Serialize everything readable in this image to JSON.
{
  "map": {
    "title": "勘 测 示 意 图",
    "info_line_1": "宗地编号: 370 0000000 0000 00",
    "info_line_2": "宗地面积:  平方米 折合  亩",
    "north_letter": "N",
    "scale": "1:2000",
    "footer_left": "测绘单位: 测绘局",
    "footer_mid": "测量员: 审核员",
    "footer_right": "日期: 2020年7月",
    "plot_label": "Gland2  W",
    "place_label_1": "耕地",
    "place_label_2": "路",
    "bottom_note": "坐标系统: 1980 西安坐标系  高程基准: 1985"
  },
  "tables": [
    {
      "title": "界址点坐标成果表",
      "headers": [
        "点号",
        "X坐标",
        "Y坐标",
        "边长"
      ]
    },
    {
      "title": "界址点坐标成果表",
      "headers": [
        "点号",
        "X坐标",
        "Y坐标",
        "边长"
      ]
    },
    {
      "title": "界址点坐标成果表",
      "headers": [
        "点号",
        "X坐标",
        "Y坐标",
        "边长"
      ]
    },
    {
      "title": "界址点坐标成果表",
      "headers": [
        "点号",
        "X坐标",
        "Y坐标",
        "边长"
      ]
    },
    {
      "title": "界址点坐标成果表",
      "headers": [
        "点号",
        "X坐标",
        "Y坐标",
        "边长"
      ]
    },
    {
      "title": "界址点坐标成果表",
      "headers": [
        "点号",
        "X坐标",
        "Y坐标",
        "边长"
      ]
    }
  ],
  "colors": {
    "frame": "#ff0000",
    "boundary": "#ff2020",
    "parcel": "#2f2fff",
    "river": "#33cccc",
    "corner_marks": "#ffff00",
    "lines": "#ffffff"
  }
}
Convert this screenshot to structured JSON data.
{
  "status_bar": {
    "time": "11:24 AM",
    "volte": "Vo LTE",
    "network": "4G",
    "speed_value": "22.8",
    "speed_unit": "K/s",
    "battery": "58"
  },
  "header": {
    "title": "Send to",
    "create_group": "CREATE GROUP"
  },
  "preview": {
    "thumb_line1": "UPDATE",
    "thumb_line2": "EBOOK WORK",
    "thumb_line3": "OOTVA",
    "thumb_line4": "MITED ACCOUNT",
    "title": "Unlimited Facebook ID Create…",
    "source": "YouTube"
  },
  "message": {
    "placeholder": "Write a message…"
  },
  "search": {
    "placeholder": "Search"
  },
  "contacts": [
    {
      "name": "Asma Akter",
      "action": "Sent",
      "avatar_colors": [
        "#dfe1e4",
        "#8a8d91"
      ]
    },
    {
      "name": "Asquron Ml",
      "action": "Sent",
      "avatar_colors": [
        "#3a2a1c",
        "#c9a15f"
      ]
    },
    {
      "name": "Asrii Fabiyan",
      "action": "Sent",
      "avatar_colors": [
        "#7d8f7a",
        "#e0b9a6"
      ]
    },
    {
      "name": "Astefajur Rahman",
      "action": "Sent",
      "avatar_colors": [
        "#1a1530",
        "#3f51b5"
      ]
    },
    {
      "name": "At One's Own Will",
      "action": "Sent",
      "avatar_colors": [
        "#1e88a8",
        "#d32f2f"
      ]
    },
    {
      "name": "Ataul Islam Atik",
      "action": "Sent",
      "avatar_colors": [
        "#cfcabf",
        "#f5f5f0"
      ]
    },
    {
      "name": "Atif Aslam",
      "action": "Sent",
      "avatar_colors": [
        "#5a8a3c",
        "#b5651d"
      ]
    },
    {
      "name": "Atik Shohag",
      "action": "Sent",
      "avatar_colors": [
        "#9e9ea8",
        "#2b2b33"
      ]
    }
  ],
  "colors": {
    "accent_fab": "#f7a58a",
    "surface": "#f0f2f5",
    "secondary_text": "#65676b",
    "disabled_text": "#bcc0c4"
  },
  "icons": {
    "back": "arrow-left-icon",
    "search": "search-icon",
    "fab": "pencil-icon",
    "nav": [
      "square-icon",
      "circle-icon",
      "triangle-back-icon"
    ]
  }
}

### [THE PROBLEM]
Your answer should be a single number: the count of lines in these records that hold the string "Atik".

### [FULL OUTPUT]
2